• _Task description_
Below are entries. Pull out all lines containing "عصارة".

• _Raw data_
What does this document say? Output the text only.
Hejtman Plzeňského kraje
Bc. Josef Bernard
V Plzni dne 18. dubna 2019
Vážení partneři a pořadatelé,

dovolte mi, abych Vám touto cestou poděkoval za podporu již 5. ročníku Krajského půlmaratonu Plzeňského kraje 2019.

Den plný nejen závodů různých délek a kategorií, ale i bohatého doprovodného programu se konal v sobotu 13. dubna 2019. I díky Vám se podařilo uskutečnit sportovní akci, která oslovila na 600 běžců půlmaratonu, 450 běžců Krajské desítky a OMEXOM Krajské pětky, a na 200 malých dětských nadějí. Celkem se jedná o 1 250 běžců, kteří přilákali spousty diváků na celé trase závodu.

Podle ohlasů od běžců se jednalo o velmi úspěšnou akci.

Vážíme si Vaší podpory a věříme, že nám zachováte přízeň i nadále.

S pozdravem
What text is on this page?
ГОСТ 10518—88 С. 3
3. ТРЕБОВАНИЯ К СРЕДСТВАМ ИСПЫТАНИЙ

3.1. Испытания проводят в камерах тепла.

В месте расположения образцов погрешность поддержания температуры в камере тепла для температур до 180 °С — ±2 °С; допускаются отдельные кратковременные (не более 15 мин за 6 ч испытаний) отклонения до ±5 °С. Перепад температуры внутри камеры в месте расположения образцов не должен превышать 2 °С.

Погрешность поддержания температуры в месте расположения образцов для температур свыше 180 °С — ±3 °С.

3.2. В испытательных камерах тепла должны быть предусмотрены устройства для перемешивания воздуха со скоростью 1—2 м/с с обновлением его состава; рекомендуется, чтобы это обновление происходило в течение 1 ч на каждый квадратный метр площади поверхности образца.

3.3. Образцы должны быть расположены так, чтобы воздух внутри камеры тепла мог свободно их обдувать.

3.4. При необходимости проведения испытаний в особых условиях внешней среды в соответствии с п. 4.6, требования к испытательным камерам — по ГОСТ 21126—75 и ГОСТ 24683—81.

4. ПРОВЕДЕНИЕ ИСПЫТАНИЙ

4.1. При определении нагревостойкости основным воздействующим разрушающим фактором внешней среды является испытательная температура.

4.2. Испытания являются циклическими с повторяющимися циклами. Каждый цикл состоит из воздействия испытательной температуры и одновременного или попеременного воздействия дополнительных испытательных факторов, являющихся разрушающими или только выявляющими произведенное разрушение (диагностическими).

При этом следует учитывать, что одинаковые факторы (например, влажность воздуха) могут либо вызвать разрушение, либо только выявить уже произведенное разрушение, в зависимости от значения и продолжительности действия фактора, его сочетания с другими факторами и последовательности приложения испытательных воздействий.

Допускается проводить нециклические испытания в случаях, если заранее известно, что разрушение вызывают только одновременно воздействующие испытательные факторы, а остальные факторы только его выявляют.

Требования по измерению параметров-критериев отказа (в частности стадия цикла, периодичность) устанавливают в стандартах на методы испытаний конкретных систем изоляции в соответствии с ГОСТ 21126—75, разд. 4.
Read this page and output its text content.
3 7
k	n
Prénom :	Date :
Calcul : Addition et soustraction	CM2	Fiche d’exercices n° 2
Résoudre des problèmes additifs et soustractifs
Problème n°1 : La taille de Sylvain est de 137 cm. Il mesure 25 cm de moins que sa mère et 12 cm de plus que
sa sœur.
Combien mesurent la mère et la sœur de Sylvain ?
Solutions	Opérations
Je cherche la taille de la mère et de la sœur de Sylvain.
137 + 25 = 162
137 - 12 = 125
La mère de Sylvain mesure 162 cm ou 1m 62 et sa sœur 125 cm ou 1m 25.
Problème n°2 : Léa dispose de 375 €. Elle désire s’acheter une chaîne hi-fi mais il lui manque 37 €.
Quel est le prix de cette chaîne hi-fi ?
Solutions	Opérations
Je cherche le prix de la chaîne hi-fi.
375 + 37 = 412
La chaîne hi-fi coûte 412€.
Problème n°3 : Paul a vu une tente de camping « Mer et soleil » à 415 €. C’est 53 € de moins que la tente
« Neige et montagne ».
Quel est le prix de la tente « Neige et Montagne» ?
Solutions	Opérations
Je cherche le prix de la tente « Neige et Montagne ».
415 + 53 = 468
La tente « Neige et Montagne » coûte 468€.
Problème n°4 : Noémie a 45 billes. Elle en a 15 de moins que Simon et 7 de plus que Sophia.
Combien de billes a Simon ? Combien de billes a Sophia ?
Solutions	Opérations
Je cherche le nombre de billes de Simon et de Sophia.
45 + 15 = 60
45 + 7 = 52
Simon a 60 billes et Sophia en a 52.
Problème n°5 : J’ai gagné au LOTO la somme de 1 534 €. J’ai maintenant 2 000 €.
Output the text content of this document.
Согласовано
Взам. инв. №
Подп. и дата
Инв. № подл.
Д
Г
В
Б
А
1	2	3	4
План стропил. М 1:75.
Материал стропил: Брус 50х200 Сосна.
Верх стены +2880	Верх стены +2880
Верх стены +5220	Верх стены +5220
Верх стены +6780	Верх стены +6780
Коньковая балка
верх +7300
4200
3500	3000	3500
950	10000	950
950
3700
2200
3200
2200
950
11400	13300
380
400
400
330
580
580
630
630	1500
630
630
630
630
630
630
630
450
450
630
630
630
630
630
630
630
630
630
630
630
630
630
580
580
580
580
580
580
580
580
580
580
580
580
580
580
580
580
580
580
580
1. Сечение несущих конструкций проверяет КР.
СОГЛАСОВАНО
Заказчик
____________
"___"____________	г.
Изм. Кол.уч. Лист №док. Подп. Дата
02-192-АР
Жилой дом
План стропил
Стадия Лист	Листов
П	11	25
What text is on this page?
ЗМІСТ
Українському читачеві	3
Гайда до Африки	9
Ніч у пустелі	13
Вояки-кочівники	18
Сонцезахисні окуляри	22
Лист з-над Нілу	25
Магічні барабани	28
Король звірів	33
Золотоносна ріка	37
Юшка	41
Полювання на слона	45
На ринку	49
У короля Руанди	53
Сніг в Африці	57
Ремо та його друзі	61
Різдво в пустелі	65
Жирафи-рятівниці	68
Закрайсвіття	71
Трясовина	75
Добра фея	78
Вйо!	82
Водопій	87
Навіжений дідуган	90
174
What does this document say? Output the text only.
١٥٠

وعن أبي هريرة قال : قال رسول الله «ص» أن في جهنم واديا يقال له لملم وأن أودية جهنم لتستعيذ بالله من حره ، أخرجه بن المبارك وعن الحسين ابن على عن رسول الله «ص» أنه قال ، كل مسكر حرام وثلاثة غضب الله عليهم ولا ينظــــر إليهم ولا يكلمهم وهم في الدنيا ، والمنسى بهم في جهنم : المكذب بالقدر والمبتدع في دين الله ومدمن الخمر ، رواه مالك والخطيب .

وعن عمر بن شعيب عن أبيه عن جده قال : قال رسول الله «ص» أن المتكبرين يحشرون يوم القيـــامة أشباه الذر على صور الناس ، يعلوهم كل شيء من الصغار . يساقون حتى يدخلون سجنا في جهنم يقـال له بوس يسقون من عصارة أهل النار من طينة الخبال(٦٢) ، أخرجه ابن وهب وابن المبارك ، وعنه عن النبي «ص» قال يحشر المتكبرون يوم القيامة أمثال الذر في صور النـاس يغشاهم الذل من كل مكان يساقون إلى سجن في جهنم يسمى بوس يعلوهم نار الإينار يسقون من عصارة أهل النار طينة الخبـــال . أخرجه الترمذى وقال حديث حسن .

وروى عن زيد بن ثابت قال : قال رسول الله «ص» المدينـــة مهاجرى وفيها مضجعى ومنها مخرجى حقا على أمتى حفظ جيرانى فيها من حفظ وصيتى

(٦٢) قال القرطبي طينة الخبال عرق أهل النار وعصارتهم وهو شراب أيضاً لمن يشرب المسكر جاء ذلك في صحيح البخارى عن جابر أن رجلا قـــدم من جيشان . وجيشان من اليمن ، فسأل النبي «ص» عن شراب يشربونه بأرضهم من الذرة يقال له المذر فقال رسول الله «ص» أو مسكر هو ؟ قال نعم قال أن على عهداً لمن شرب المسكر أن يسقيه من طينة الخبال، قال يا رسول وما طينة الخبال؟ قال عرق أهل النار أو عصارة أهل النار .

• _Written answer_
وعن عمر بن شعيب عن أبيه عن جده قال : قال رسول الله «ص» أن المتكبرين يحشرون يوم القيـــامة أشباه الذر على صور الناس ، يعلوهم كل شيء من الصغار . يساقون حتى يدخلون سجنا في جهنم يقـال له بوس يسقون من عصارة أهل النار من طينة الخبال(٦٢) ، أخرجه ابن وهب وابن المبارك ، وعنه عن النبي «ص» قال يحشر المتكبرون يوم القيامة أمثال الذر في صور النـاس يغشاهم الذل من كل مكان يساقون إلى سجن في جهنم يسمى بوس يعلوهم نار الإينار يسقون من عصارة أهل النار طينة الخبـــال . أخرجه الترمذى وقال حديث حسن .
(٦٢) قال القرطبي طينة الخبال عرق أهل النار وعصارتهم وهو شراب أيضاً لمن يشرب المسكر جاء ذلك في صحيح البخارى عن جابر أن رجلا قـــدم من جيشان . وجيشان من اليمن ، فسأل النبي «ص» عن شراب يشربونه بأرضهم من الذرة يقال له المذر فقال رسول الله «ص» أو مسكر هو ؟ قال نعم قال أن على عهداً لمن شرب المسكر أن يسقيه من طينة الخبال، قال يا رسول وما طينة الخبال؟ قال عرق أهل النار أو عصارة أهل النار .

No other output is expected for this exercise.